-- START MATERIALS PROVIDED --
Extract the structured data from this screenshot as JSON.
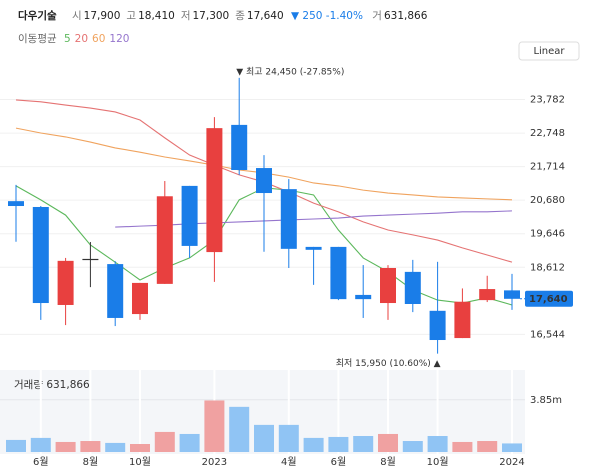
{
  "header": {
    "name": "다우기술",
    "items": [
      {
        "label": "시",
        "value": "17,900"
      },
      {
        "label": "고",
        "value": "18,410"
      },
      {
        "label": "저",
        "value": "17,300"
      },
      {
        "label": "종",
        "value": "17,640"
      }
    ],
    "change": "▼ 250 -1.40%",
    "volume_label": "거",
    "volume_value": "631,866"
  },
  "chart_data": [
    {
      "type": "candlestick",
      "moving_average_label": "이동평균",
      "scale_label": "Linear",
      "high_label": "▼ 최고 24,450 (-27.85%)",
      "low_label": "최저 15,950 (10.60%) ▲",
      "last_price_label": "17,640",
      "categories": [
        null,
        "6월",
        null,
        "8월",
        null,
        "10월",
        null,
        null,
        "2023",
        null,
        null,
        "4월",
        null,
        "6월",
        null,
        "8월",
        null,
        "10월",
        null,
        null,
        "2024"
      ],
      "open": [
        20650,
        20470,
        17450,
        18870,
        18710,
        17170,
        18100,
        21120,
        19080,
        23000,
        21670,
        21020,
        19240,
        19240,
        17760,
        17510,
        18470,
        17270,
        16430,
        17600,
        17900
      ],
      "high": [
        21150,
        20500,
        18900,
        19390,
        18800,
        18130,
        21270,
        21120,
        23240,
        24450,
        22070,
        21330,
        19240,
        19240,
        18680,
        18680,
        18840,
        18780,
        17960,
        18350,
        18410
      ],
      "low": [
        19400,
        16990,
        16830,
        18000,
        16800,
        16990,
        18100,
        18900,
        18160,
        21460,
        19090,
        18590,
        18070,
        17600,
        17050,
        16990,
        17230,
        15950,
        16430,
        17540,
        17300
      ],
      "close": [
        20500,
        17510,
        18810,
        18870,
        17050,
        18130,
        20800,
        19270,
        22900,
        21610,
        20900,
        19180,
        19150,
        17630,
        17630,
        18590,
        17480,
        16370,
        17550,
        17940,
        17640
      ],
      "up_color": "#e8403f",
      "down_color": "#1a7de8",
      "flat_color": "#333333",
      "series": [
        {
          "name": "5",
          "color": "#5cb85c",
          "values": [
            21120,
            20690,
            20220,
            19300,
            18770,
            18220,
            18590,
            18900,
            19450,
            20690,
            21060,
            20990,
            20840,
            19760,
            18900,
            18470,
            17910,
            17600,
            17510,
            17670,
            17450
          ]
        },
        {
          "name": "20",
          "color": "#e57373",
          "values": [
            23770,
            23710,
            23610,
            23520,
            23400,
            23150,
            22600,
            22070,
            21760,
            21460,
            21240,
            20930,
            20590,
            20320,
            20010,
            19760,
            19610,
            19450,
            19210,
            18990,
            18770
          ]
        },
        {
          "name": "60",
          "color": "#f0a35e",
          "values": [
            22900,
            22750,
            22630,
            22470,
            22290,
            22160,
            22010,
            21890,
            21760,
            21610,
            21520,
            21390,
            21210,
            21120,
            20990,
            20900,
            20840,
            20780,
            20750,
            20720,
            20690
          ]
        },
        {
          "name": "120",
          "color": "#9575cd",
          "values": [
            null,
            null,
            null,
            null,
            19850,
            19880,
            19910,
            19950,
            19980,
            20010,
            20040,
            20070,
            20100,
            20130,
            20190,
            20220,
            20250,
            20280,
            20320,
            20320,
            20350
          ]
        }
      ],
      "ylim": [
        15600,
        25000
      ],
      "yticks": [
        {
          "value": 16544,
          "label": "16,544"
        },
        {
          "value": 18612,
          "label": "18,612"
        },
        {
          "value": 19646,
          "label": "19,646"
        },
        {
          "value": 20680,
          "label": "20,680"
        },
        {
          "value": 21714,
          "label": "21,714"
        },
        {
          "value": 22748,
          "label": "22,748"
        },
        {
          "value": 23782,
          "label": "23,782"
        }
      ]
    },
    {
      "type": "bar",
      "title": "거래량 631,866",
      "values": [
        890000,
        1040000,
        740000,
        810000,
        670000,
        590000,
        1480000,
        1330000,
        3800000,
        3330000,
        2000000,
        2000000,
        1040000,
        1110000,
        1180000,
        1330000,
        810000,
        1180000,
        740000,
        810000,
        631866
      ],
      "up_color": "#f0a1a1",
      "down_color": "#90c4f4",
      "ylim": [
        0,
        5900000
      ],
      "yticks": [
        {
          "value": 3850000,
          "label": "3.85m"
        }
      ]
    }
  ]
}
-- END MATERIALS PROVIDED --
→ **SHORT EXERCISE**:
Could you repeat all of the material exactly? Pictures should not be copied.

→ **SOLUTION FOR THIS EXERCISE**:
Extract the structured data from this screenshot as JSON.
{
  "header": {
    "name": "다우기술",
    "items": [
      {
        "label": "시",
        "value": "17,900"
      },
      {
        "label": "고",
        "value": "18,410"
      },
      {
        "label": "저",
        "value": "17,300"
      },
      {
        "label": "종",
        "value": "17,640"
      }
    ],
    "change": "▼ 250 -1.40%",
    "volume_label": "거",
    "volume_value": "631,866"
  },
  "chart_data": [
    {
      "type": "candlestick",
      "moving_average_label": "이동평균",
      "scale_label": "Linear",
      "high_label": "▼ 최고 24,450 (-27.85%)",
      "low_label": "최저 15,950 (10.60%) ▲",
      "last_price_label": "17,640",
      "categories": [
        null,
        "6월",
        null,
        "8월",
        null,
        "10월",
        null,
        null,
        "2023",
        null,
        null,
        "4월",
        null,
        "6월",
        null,
        "8월",
        null,
        "10월",
        null,
        null,
        "2024"
      ],
      "open": [
        20650,
        20470,
        17450,
        18870,
        18710,
        17170,
        18100,
        21120,
        19080,
        23000,
        21670,
        21020,
        19240,
        19240,
        17760,
        17510,
        18470,
        17270,
        16430,
        17600,
        17900
      ],
      "high": [
        21150,
        20500,
        18900,
        19390,
        18800,
        18130,
        21270,
        21120,
        23240,
        24450,
        22070,
        21330,
        19240,
        19240,
        18680,
        18680,
        18840,
        18780,
        17960,
        18350,
        18410
      ],
      "low": [
        19400,
        16990,
        16830,
        18000,
        16800,
        16990,
        18100,
        18900,
        18160,
        21460,
        19090,
        18590,
        18070,
        17600,
        17050,
        16990,
        17230,
        15950,
        16430,
        17540,
        17300
      ],
      "close": [
        20500,
        17510,
        18810,
        18870,
        17050,
        18130,
        20800,
        19270,
        22900,
        21610,
        20900,
        19180,
        19150,
        17630,
        17630,
        18590,
        17480,
        16370,
        17550,
        17940,
        17640
      ],
      "up_color": "#e8403f",
      "down_color": "#1a7de8",
      "flat_color": "#333333",
      "series": [
        {
          "name": "5",
          "color": "#5cb85c",
          "values": [
            21120,
            20690,
            20220,
            19300,
            18770,
            18220,
            18590,
            18900,
            19450,
            20690,
            21060,
            20990,
            20840,
            19760,
            18900,
            18470,
            17910,
            17600,
            17510,
            17670,
            17450
          ]
        },
        {
          "name": "20",
          "color": "#e57373",
          "values": [
            23770,
            23710,
            23610,
            23520,
            23400,
            23150,
            22600,
            22070,
            21760,
            21460,
            21240,
            20930,
            20590,
            20320,
            20010,
            19760,
            19610,
            19450,
            19210,
            18990,
            18770
          ]
        },
        {
          "name": "60",
          "color": "#f0a35e",
          "values": [
            22900,
            22750,
            22630,
            22470,
            22290,
            22160,
            22010,
            21890,
            21760,
            21610,
            21520,
            21390,
            21210,
            21120,
            20990,
            20900,
            20840,
            20780,
            20750,
            20720,
            20690
          ]
        },
        {
          "name": "120",
          "color": "#9575cd",
          "values": [
            null,
            null,
            null,
            null,
            19850,
            19880,
            19910,
            19950,
            19980,
            20010,
            20040,
            20070,
            20100,
            20130,
            20190,
            20220,
            20250,
            20280,
            20320,
            20320,
            20350
          ]
        }
      ],
      "ylim": [
        15600,
        25000
      ],
      "yticks": [
        {
          "value": 16544,
          "label": "16,544"
        },
        {
          "value": 18612,
          "label": "18,612"
        },
        {
          "value": 19646,
          "label": "19,646"
        },
        {
          "value": 20680,
          "label": "20,680"
        },
        {
          "value": 21714,
          "label": "21,714"
        },
        {
          "value": 22748,
          "label": "22,748"
        },
        {
          "value": 23782,
          "label": "23,782"
        }
      ]
    },
    {
      "type": "bar",
      "title": "거래량 631,866",
      "values": [
        890000,
        1040000,
        740000,
        810000,
        670000,
        590000,
        1480000,
        1330000,
        3800000,
        3330000,
        2000000,
        2000000,
        1040000,
        1110000,
        1180000,
        1330000,
        810000,
        1180000,
        740000,
        810000,
        631866
      ],
      "up_color": "#f0a1a1",
      "down_color": "#90c4f4",
      "ylim": [
        0,
        5900000
      ],
      "yticks": [
        {
          "value": 3850000,
          "label": "3.85m"
        }
      ]
    }
  ]
}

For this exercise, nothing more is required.